[Saved entries]
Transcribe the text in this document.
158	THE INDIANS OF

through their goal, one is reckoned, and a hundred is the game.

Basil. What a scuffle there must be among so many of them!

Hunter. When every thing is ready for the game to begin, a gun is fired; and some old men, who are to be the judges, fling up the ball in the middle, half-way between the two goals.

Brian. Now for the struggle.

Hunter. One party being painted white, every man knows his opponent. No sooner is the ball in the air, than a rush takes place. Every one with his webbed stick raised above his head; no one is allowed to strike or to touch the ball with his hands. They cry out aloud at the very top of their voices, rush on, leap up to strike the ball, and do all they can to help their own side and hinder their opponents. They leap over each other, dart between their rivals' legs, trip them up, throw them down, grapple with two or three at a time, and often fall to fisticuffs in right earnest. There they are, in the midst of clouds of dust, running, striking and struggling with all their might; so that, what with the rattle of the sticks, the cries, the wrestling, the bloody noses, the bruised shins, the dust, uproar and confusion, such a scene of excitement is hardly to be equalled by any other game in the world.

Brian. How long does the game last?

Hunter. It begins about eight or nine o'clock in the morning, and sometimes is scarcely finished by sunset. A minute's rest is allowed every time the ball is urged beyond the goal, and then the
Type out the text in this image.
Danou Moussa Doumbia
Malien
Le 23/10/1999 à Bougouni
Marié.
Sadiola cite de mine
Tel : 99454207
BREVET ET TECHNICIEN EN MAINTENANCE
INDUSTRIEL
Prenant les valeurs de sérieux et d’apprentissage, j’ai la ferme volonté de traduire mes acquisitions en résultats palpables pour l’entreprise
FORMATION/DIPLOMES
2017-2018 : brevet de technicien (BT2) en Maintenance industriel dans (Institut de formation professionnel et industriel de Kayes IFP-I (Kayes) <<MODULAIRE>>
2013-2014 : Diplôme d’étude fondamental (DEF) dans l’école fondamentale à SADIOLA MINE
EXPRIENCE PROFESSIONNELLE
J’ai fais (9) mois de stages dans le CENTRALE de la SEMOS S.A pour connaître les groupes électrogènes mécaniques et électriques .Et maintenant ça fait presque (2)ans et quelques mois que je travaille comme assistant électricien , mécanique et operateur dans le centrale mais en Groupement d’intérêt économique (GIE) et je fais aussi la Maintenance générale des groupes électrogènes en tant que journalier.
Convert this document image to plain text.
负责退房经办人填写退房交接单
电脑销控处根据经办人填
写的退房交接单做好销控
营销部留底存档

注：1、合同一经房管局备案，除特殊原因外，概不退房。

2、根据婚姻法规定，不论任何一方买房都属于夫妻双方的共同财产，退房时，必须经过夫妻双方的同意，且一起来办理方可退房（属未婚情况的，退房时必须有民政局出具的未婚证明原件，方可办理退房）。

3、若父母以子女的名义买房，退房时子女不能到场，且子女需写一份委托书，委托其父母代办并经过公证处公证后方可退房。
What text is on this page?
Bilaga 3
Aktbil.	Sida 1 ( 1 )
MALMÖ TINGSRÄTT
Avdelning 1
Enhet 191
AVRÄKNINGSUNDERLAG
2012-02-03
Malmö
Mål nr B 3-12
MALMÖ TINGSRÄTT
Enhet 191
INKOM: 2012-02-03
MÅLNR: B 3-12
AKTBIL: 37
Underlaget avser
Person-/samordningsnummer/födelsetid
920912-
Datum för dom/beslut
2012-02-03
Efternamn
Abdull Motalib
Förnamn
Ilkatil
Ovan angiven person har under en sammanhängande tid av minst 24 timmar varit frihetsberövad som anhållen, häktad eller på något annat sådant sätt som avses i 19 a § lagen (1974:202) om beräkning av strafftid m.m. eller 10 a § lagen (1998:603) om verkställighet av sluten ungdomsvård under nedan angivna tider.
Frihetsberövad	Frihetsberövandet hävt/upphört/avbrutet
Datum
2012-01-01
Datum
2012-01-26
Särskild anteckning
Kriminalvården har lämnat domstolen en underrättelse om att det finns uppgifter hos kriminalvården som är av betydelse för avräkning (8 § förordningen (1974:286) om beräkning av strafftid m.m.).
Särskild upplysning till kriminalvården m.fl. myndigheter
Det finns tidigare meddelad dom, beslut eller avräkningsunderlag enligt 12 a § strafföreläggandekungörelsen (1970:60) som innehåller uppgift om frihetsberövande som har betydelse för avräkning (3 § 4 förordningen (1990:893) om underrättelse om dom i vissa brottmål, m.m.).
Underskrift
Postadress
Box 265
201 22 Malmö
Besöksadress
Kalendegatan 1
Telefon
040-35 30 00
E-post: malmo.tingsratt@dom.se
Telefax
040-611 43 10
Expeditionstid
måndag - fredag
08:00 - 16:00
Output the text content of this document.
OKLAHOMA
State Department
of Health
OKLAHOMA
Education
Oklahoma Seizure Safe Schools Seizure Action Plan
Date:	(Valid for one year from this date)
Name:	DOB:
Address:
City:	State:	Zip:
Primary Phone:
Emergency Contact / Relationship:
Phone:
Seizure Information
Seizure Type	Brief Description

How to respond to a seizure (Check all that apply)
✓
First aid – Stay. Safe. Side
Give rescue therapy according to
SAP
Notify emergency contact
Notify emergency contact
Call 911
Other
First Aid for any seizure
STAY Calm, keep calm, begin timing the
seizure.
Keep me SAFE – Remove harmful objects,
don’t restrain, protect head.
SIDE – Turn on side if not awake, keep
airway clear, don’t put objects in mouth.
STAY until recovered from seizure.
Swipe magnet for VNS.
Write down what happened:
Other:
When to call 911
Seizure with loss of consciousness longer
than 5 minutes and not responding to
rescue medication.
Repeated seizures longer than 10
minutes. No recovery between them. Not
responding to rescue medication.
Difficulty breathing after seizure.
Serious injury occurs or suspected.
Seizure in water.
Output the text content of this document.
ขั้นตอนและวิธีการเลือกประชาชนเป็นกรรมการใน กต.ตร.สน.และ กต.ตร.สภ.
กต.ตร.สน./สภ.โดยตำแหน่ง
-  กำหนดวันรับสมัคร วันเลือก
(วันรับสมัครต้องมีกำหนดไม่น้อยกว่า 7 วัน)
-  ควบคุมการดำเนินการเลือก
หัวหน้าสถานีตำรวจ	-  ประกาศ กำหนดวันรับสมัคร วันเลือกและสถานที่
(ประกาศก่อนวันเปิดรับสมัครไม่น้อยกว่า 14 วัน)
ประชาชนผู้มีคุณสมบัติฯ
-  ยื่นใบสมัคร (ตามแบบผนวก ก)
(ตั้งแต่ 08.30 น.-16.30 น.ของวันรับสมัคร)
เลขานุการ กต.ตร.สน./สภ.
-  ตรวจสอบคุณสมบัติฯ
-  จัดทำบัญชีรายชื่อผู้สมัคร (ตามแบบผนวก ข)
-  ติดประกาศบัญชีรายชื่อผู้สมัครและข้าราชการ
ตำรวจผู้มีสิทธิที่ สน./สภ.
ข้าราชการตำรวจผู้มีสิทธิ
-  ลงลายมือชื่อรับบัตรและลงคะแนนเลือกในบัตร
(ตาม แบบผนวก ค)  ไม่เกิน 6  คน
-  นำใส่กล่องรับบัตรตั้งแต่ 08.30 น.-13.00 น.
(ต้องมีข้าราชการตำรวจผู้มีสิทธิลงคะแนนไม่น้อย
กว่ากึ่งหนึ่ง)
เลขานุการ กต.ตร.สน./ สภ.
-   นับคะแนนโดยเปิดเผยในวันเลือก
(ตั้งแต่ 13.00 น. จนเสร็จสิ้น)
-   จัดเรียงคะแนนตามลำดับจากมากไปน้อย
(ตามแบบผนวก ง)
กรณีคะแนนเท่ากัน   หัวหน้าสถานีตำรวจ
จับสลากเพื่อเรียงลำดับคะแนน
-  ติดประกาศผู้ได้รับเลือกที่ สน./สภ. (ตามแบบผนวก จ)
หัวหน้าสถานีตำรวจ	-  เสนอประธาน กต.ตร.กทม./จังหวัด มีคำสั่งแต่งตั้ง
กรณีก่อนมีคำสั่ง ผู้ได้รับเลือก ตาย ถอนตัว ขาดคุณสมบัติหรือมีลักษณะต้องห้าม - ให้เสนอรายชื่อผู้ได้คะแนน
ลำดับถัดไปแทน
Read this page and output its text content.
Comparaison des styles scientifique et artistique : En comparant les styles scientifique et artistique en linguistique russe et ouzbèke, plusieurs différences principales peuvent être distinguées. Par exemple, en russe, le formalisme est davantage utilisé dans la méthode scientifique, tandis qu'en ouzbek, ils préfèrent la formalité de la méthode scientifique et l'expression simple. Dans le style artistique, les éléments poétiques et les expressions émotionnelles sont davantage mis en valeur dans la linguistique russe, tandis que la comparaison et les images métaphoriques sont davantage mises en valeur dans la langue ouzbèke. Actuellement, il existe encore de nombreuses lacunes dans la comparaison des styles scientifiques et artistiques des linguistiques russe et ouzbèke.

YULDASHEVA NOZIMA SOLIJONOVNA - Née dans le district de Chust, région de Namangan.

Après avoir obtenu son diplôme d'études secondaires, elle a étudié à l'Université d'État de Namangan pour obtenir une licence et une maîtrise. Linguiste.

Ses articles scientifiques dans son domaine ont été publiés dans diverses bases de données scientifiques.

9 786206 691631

> _INSTRUCTION_
State how many lines of the listing above include the word "kriminalvården". Give nothing but the number.

> _RESULT OF THE TASK_
2